**Provided passage:**
START

This ensures that local consumers know who they are and how reliable they have become. The company does a fantastic job advertising and ranks in among the top 10 advertisers in China’s $11. 2 billion advertising market while being the only beverage company in the top 10 (Cravens, 2009). Coca-Cola trails Wahaha beverages considerably in the advertising market in China. 75% of Wahaha’s marketing budget was spend on television advertising in an attempt to build brand awareness as well as recognition. The rest of its budget focused on print advertising elaborating product benefits as well as promotions (Cravens, 2009).
Wahaha’s advertising strategy has targeted the mass market. The prices of Wahaha products were generally lower than those of competitors such as Coca-Cola. Wahaha continued to make its own branding advertising its product. Wahaha was the first among Chinese companies to use celebrity product endorsement to promote its products. Wahaha does a phenomenal job targeting its audience. The company focused its attention on the mass market, and not just the wealthier urban consumers (Cravens, 2009). This company strategy has contributed greatly to the company’s success.
Originally the company targeted mostly kids with milk and juice drinks. However, the target customers for soft drinks are in the 11-40 age range (Cravens, 2009). Since Wahaha had come out with its soft drink products it has allowed the company to advertise to a larger range as well as a bigger demographic. Coca-Cola has had to reposition how it advertises its products due to Wahaha’s growing success. Coca-Cola has had to consider options like lowering its prices and use more celebrities to promote its products. However, it took Coca-Cola a fair amount of time to react to the success of the local giant.

END

**Written request A:** Format the records from the line with "Patent image size: (459, 297)." up to and including the line with "The shaft portion 10 is at (238, 214)." as a JSON list of strings, one string per line, with blank lines left out.

**Data shown:**
START

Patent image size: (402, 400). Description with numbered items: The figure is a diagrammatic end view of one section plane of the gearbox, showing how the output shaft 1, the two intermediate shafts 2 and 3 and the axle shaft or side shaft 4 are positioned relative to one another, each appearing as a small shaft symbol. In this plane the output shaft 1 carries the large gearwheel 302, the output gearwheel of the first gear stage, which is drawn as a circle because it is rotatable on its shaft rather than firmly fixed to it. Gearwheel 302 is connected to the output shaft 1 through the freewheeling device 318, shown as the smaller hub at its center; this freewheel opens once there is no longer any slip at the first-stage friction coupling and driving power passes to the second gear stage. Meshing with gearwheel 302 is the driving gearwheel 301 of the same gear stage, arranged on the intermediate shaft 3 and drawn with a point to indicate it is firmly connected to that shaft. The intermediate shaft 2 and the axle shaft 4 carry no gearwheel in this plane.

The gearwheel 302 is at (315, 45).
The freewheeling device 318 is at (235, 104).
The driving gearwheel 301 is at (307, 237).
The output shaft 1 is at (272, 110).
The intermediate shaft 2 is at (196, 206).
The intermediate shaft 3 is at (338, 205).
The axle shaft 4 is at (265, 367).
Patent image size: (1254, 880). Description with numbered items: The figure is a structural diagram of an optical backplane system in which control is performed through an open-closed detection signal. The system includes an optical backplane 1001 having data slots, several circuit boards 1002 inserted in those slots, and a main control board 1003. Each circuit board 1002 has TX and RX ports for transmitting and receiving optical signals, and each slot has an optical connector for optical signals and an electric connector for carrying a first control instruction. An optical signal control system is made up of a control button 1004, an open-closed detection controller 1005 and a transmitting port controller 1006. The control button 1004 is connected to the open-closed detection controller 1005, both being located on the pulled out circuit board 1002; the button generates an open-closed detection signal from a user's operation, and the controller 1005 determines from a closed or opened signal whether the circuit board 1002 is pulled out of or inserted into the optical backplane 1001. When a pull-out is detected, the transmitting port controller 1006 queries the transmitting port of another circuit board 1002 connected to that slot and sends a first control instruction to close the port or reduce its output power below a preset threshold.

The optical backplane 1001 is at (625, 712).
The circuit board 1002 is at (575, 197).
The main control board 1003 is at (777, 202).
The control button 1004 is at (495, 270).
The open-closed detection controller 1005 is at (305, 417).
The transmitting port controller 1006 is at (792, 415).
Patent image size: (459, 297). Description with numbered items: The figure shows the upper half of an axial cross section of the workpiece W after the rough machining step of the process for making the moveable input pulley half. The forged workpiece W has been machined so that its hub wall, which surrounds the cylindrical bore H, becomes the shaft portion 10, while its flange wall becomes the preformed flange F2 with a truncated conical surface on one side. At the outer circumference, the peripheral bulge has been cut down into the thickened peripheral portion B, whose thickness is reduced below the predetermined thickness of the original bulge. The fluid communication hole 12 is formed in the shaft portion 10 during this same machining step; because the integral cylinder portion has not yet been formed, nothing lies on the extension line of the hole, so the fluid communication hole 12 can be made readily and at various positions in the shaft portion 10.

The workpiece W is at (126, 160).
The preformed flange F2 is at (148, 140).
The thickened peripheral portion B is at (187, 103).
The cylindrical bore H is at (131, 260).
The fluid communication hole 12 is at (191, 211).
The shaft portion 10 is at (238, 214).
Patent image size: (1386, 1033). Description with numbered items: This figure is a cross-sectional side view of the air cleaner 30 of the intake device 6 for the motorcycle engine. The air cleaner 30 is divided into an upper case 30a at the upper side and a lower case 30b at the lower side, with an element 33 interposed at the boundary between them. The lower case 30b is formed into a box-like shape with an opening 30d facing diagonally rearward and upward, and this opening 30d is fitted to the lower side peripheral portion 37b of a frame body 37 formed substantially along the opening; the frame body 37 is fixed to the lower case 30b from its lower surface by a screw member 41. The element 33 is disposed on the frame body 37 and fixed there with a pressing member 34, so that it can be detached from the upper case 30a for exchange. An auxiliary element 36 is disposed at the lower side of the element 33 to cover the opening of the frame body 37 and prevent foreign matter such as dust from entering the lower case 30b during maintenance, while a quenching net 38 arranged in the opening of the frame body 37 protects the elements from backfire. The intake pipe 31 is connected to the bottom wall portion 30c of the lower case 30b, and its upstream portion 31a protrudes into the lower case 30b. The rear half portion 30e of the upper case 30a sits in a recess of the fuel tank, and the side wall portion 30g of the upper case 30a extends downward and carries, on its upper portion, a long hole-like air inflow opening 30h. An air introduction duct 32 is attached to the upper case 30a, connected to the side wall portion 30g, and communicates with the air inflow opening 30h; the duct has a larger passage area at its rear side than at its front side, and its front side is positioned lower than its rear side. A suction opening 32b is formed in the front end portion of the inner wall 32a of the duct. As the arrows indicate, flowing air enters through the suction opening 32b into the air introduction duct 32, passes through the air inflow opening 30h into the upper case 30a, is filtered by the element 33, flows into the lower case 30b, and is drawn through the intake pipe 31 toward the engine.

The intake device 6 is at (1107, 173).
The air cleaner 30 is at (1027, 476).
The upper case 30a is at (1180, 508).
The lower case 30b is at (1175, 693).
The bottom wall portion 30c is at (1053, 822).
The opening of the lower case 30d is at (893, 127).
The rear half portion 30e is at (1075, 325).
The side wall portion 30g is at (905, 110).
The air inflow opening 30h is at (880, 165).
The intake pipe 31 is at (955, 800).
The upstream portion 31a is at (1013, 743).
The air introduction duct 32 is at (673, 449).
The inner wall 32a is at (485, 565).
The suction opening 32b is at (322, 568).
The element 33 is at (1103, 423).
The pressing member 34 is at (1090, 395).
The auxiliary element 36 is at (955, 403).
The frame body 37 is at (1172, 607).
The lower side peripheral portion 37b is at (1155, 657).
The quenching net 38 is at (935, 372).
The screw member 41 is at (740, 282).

END

**Written request B:** Write out the passage on Wahaha's advertising from "This ensures that" up to and including "promotions (Cravens, 2009).".

**Task result A:**
[
  "Patent image size: (459, 297). Description with numbered items: The figure shows the upper half of an axial cross section of the workpiece W after the rough machining step of the process for making the moveable input pulley half. The forged workpiece W has been machined so that its hub wall, which surrounds the cylindrical bore H, becomes the shaft portion 10, while its flange wall becomes the preformed flange F2 with a truncated conical surface on one side. At the outer circumference, the peripheral bulge has been cut down into the thickened peripheral portion B, whose thickness is reduced below the predetermined thickness of the original bulge. The fluid communication hole 12 is formed in the shaft portion 10 during this same machining step; because the integral cylinder portion has not yet been formed, nothing lies on the extension line of the hole, so the fluid communication hole 12 can be made readily and at various positions in the shaft portion 10.",
  "The workpiece W is at (126, 160).",
  "The preformed flange F2 is at (148, 140).",
  "The thickened peripheral portion B is at (187, 103).",
  "The cylindrical bore H is at (131, 260).",
  "The fluid communication hole 12 is at (191, 211).",
  "The shaft portion 10 is at (238, 214)."
]

**Task result B:**
This ensures that local consumers know who they are and how reliable they have become. The company does a fantastic job advertising and ranks in among the top 10 advertisers in China’s $11. 2 billion advertising market while being the only beverage company in the top 10 (Cravens, 2009). Coca-Cola trails Wahaha beverages considerably in the advertising market in China. 75% of Wahaha’s marketing budget was spend on television advertising in an attempt to build brand awareness as well as recognition. The rest of its budget focused on print advertising elaborating product benefits as well as promotions (Cravens, 2009).